• Written request
Show all lines of the listing that hold the word "title".

Dataset items:
________________________________________
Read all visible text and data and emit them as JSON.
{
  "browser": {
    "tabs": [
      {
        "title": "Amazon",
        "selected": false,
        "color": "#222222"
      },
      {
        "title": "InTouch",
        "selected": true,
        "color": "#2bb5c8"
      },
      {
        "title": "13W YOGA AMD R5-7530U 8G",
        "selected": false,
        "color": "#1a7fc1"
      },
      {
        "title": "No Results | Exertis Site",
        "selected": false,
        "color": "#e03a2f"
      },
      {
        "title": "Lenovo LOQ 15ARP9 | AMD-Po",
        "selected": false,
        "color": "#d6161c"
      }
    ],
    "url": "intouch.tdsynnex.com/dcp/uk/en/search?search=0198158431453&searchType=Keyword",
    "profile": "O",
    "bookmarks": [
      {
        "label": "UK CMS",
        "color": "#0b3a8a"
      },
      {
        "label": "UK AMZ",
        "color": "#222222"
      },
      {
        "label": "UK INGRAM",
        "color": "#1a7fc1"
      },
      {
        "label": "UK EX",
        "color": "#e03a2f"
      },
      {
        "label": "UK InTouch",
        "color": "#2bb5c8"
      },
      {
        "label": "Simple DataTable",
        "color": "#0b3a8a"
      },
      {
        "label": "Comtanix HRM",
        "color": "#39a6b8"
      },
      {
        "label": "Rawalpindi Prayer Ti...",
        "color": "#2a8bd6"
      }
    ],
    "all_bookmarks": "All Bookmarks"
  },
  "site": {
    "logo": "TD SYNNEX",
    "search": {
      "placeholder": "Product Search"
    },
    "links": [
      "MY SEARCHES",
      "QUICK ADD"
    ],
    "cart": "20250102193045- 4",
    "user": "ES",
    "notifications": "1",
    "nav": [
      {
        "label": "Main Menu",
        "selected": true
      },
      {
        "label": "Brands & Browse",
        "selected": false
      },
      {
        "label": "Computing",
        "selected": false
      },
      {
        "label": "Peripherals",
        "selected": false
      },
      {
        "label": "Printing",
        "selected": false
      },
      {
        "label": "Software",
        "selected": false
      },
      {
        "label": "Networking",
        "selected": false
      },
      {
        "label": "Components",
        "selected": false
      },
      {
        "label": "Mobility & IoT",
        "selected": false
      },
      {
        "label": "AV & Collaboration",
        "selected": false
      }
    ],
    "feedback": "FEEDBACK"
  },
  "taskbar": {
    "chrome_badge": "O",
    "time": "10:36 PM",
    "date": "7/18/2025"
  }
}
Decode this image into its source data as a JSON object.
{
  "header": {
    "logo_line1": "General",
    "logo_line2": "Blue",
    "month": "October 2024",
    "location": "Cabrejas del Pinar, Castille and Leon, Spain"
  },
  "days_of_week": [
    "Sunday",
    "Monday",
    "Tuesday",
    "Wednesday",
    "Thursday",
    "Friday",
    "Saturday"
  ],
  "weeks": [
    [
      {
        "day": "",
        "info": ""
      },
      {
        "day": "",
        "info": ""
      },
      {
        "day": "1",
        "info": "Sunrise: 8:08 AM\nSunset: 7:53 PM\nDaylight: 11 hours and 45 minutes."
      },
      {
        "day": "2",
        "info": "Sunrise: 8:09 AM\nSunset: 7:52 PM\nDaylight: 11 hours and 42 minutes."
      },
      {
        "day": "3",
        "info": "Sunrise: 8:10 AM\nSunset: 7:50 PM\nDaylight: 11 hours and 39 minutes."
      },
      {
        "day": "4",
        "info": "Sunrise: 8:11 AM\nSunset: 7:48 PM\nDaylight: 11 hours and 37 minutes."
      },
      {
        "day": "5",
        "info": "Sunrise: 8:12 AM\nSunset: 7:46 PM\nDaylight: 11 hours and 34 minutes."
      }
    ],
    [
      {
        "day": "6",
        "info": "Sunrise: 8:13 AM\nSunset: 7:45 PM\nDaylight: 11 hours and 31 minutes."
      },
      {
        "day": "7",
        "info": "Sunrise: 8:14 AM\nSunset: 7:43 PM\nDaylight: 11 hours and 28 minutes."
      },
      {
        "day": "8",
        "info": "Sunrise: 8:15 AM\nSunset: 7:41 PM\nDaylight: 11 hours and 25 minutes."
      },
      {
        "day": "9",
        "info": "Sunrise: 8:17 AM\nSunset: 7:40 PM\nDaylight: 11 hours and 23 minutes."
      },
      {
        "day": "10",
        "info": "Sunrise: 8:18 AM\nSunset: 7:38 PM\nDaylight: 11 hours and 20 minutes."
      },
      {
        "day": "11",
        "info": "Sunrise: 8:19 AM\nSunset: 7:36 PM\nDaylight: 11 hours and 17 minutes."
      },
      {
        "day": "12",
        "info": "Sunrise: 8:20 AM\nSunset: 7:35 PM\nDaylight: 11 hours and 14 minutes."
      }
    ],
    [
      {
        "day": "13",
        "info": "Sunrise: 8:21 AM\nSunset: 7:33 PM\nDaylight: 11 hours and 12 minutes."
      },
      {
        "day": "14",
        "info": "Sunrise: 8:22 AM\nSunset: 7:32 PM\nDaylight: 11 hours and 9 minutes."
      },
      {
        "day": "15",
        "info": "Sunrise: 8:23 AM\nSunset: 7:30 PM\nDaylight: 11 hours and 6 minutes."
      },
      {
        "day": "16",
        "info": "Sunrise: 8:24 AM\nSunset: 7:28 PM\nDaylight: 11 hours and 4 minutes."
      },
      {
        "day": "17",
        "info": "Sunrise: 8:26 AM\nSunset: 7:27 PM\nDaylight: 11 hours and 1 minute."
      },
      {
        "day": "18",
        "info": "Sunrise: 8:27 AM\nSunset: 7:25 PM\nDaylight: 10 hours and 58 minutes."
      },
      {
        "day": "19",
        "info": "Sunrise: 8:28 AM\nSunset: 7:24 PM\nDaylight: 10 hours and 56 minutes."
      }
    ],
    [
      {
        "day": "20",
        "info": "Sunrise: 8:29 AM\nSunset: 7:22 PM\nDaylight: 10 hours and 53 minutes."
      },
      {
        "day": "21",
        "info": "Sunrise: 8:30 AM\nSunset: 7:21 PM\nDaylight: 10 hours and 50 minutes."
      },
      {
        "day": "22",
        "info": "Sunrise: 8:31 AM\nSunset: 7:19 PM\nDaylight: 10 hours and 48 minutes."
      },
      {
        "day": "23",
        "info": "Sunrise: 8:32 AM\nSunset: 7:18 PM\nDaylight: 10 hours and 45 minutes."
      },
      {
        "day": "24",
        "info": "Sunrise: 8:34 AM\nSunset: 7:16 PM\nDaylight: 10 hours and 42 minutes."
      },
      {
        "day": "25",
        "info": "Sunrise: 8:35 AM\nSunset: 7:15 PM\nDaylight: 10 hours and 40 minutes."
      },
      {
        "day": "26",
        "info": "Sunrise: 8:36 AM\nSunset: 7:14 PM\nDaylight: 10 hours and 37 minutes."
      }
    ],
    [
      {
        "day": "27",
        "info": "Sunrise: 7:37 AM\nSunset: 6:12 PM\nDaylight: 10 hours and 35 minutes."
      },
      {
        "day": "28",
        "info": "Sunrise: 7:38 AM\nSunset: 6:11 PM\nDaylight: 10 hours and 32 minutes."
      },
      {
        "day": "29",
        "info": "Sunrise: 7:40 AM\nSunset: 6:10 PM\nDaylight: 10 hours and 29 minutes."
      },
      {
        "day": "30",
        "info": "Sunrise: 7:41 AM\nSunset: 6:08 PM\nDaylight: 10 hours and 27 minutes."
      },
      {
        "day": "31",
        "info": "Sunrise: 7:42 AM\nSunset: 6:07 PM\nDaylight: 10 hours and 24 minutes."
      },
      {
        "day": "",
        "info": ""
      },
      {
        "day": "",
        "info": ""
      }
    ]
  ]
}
________________________________________
• Written answer
        "title": "Amazon",
        "title": "InTouch",
        "title": "13W YOGA AMD R5-7530U 8G",
        "title": "No Results | Exertis Site",
        "title": "Lenovo LOQ 15ARP9 | AMD-Po",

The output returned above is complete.